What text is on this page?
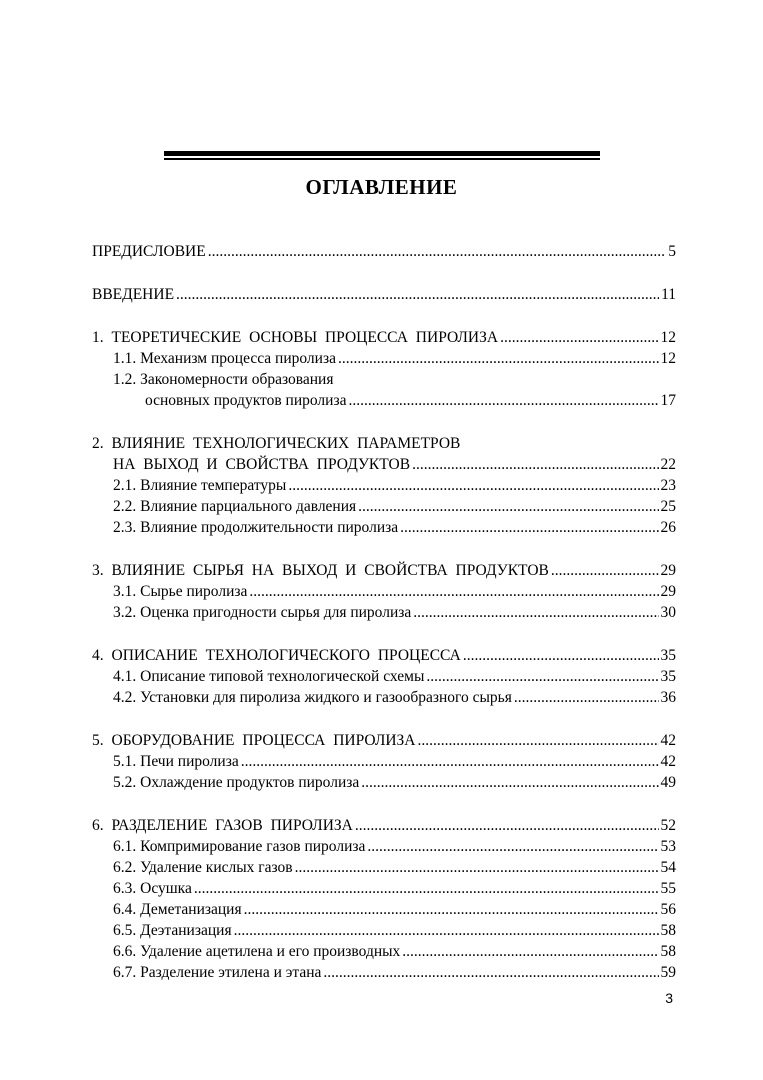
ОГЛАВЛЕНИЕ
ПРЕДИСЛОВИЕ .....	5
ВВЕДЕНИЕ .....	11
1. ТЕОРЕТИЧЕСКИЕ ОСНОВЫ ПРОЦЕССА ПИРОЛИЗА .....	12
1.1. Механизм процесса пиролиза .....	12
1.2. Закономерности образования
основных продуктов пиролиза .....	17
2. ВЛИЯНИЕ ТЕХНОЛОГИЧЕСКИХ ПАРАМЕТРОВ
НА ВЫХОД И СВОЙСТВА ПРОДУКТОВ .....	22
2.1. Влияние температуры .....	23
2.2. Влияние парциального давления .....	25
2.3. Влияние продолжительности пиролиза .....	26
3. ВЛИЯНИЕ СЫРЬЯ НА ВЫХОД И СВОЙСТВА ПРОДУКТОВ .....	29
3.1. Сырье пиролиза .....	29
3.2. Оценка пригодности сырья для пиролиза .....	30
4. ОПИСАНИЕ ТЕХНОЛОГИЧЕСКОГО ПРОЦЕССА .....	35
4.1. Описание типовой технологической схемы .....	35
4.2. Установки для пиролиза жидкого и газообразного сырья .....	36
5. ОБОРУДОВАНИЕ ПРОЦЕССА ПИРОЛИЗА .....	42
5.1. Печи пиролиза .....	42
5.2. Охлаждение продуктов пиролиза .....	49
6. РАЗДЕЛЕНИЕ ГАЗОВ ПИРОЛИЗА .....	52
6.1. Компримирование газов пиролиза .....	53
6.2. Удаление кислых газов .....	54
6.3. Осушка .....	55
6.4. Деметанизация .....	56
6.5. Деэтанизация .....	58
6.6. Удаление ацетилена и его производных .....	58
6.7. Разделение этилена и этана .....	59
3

- - - -

Exercise brief>
The material above must be printed exactly, with its pictures left out.

Exercise output>
What text is on this page?
ОГЛАВЛЕНИЕ
ПРЕДИСЛОВИЕ .....	5
ВВЕДЕНИЕ .....	11
1. ТЕОРЕТИЧЕСКИЕ ОСНОВЫ ПРОЦЕССА ПИРОЛИЗА .....	12
1.1. Механизм процесса пиролиза .....	12
1.2. Закономерности образования
основных продуктов пиролиза .....	17
2. ВЛИЯНИЕ ТЕХНОЛОГИЧЕСКИХ ПАРАМЕТРОВ
НА ВЫХОД И СВОЙСТВА ПРОДУКТОВ .....	22
2.1. Влияние температуры .....	23
2.2. Влияние парциального давления .....	25
2.3. Влияние продолжительности пиролиза .....	26
3. ВЛИЯНИЕ СЫРЬЯ НА ВЫХОД И СВОЙСТВА ПРОДУКТОВ .....	29
3.1. Сырье пиролиза .....	29
3.2. Оценка пригодности сырья для пиролиза .....	30
4. ОПИСАНИЕ ТЕХНОЛОГИЧЕСКОГО ПРОЦЕССА .....	35
4.1. Описание типовой технологической схемы .....	35
4.2. Установки для пиролиза жидкого и газообразного сырья .....	36
5. ОБОРУДОВАНИЕ ПРОЦЕССА ПИРОЛИЗА .....	42
5.1. Печи пиролиза .....	42
5.2. Охлаждение продуктов пиролиза .....	49
6. РАЗДЕЛЕНИЕ ГАЗОВ ПИРОЛИЗА .....	52
6.1. Компримирование газов пиролиза .....	53
6.2. Удаление кислых газов .....	54
6.3. Осушка .....	55
6.4. Деметанизация .....	56
6.5. Деэтанизация .....	58
6.6. Удаление ацетилена и его производных .....	58
6.7. Разделение этилена и этана .....	59
3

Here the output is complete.